_EXCERPTED DATA_
◇ ◇ ◇ ◇ ◇ ◇ ◇

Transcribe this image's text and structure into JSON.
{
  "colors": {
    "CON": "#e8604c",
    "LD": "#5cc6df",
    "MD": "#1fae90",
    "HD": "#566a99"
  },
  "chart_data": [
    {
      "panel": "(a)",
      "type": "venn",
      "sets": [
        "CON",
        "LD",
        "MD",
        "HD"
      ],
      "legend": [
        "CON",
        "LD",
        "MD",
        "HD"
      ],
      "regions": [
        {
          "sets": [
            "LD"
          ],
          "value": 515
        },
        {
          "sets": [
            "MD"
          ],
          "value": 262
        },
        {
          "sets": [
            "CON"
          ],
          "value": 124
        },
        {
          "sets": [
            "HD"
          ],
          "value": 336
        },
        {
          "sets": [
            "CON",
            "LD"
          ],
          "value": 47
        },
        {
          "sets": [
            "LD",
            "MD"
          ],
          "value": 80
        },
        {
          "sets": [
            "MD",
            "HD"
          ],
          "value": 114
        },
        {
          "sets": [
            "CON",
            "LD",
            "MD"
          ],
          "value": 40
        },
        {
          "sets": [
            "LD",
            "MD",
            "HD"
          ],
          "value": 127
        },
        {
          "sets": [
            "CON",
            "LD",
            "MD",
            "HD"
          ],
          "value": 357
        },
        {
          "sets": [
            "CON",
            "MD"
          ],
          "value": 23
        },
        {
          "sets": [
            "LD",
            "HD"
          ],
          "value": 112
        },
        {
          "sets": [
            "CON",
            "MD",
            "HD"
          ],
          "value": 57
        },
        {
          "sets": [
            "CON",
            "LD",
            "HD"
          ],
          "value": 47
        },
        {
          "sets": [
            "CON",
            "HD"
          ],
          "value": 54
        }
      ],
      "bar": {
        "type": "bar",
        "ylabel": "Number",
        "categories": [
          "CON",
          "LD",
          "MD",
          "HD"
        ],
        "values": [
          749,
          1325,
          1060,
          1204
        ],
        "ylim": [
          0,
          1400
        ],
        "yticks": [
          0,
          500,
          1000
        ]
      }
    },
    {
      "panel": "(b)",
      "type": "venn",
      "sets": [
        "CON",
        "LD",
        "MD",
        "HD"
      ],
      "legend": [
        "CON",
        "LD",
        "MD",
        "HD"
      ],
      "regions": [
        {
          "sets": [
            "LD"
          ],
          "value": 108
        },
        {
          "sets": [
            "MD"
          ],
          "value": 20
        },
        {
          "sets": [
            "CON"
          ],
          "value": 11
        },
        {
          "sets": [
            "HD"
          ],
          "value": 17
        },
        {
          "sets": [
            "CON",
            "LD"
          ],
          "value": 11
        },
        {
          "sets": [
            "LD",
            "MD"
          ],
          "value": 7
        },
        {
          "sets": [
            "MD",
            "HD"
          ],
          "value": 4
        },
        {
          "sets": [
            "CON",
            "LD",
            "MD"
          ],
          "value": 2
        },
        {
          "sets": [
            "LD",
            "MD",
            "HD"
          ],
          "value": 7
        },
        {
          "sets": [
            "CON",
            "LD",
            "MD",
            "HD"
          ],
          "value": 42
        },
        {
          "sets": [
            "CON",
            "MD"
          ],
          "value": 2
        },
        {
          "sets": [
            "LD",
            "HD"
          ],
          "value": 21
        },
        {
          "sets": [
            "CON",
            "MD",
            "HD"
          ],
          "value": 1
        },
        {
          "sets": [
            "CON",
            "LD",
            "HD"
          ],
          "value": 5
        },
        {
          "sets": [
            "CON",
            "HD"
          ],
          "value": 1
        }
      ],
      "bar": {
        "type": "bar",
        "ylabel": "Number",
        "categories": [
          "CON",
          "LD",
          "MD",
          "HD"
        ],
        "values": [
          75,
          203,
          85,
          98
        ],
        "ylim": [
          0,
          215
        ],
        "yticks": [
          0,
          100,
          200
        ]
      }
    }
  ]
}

◇ ◇ ◇ ◇ ◇ ◇ ◇

_EXERCISE TASK_
Exactly reproduce every line of the data above.

_TASK ANSWER_
Transcribe this image's text and structure into JSON.
{
  "colors": {
    "CON": "#e8604c",
    "LD": "#5cc6df",
    "MD": "#1fae90",
    "HD": "#566a99"
  },
  "chart_data": [
    {
      "panel": "(a)",
      "type": "venn",
      "sets": [
        "CON",
        "LD",
        "MD",
        "HD"
      ],
      "legend": [
        "CON",
        "LD",
        "MD",
        "HD"
      ],
      "regions": [
        {
          "sets": [
            "LD"
          ],
          "value": 515
        },
        {
          "sets": [
            "MD"
          ],
          "value": 262
        },
        {
          "sets": [
            "CON"
          ],
          "value": 124
        },
        {
          "sets": [
            "HD"
          ],
          "value": 336
        },
        {
          "sets": [
            "CON",
            "LD"
          ],
          "value": 47
        },
        {
          "sets": [
            "LD",
            "MD"
          ],
          "value": 80
        },
        {
          "sets": [
            "MD",
            "HD"
          ],
          "value": 114
        },
        {
          "sets": [
            "CON",
            "LD",
            "MD"
          ],
          "value": 40
        },
        {
          "sets": [
            "LD",
            "MD",
            "HD"
          ],
          "value": 127
        },
        {
          "sets": [
            "CON",
            "LD",
            "MD",
            "HD"
          ],
          "value": 357
        },
        {
          "sets": [
            "CON",
            "MD"
          ],
          "value": 23
        },
        {
          "sets": [
            "LD",
            "HD"
          ],
          "value": 112
        },
        {
          "sets": [
            "CON",
            "MD",
            "HD"
          ],
          "value": 57
        },
        {
          "sets": [
            "CON",
            "LD",
            "HD"
          ],
          "value": 47
        },
        {
          "sets": [
            "CON",
            "HD"
          ],
          "value": 54
        }
      ],
      "bar": {
        "type": "bar",
        "ylabel": "Number",
        "categories": [
          "CON",
          "LD",
          "MD",
          "HD"
        ],
        "values": [
          749,
          1325,
          1060,
          1204
        ],
        "ylim": [
          0,
          1400
        ],
        "yticks": [
          0,
          500,
          1000
        ]
      }
    },
    {
      "panel": "(b)",
      "type": "venn",
      "sets": [
        "CON",
        "LD",
        "MD",
        "HD"
      ],
      "legend": [
        "CON",
        "LD",
        "MD",
        "HD"
      ],
      "regions": [
        {
          "sets": [
            "LD"
          ],
          "value": 108
        },
        {
          "sets": [
            "MD"
          ],
          "value": 20
        },
        {
          "sets": [
            "CON"
          ],
          "value": 11
        },
        {
          "sets": [
            "HD"
          ],
          "value": 17
        },
        {
          "sets": [
            "CON",
            "LD"
          ],
          "value": 11
        },
        {
          "sets": [
            "LD",
            "MD"
          ],
          "value": 7
        },
        {
          "sets": [
            "MD",
            "HD"
          ],
          "value": 4
        },
        {
          "sets": [
            "CON",
            "LD",
            "MD"
          ],
          "value": 2
        },
        {
          "sets": [
            "LD",
            "MD",
            "HD"
          ],
          "value": 7
        },
        {
          "sets": [
            "CON",
            "LD",
            "MD",
            "HD"
          ],
          "value": 42
        },
        {
          "sets": [
            "CON",
            "MD"
          ],
          "value": 2
        },
        {
          "sets": [
            "LD",
            "HD"
          ],
          "value": 21
        },
        {
          "sets": [
            "CON",
            "MD",
            "HD"
          ],
          "value": 1
        },
        {
          "sets": [
            "CON",
            "LD",
            "HD"
          ],
          "value": 5
        },
        {
          "sets": [
            "CON",
            "HD"
          ],
          "value": 1
        }
      ],
      "bar": {
        "type": "bar",
        "ylabel": "Number",
        "categories": [
          "CON",
          "LD",
          "MD",
          "HD"
        ],
        "values": [
          75,
          203,
          85,
          98
        ],
        "ylim": [
          0,
          215
        ],
        "yticks": [
          0,
          100,
          200
        ]
      }
    }
  ]
}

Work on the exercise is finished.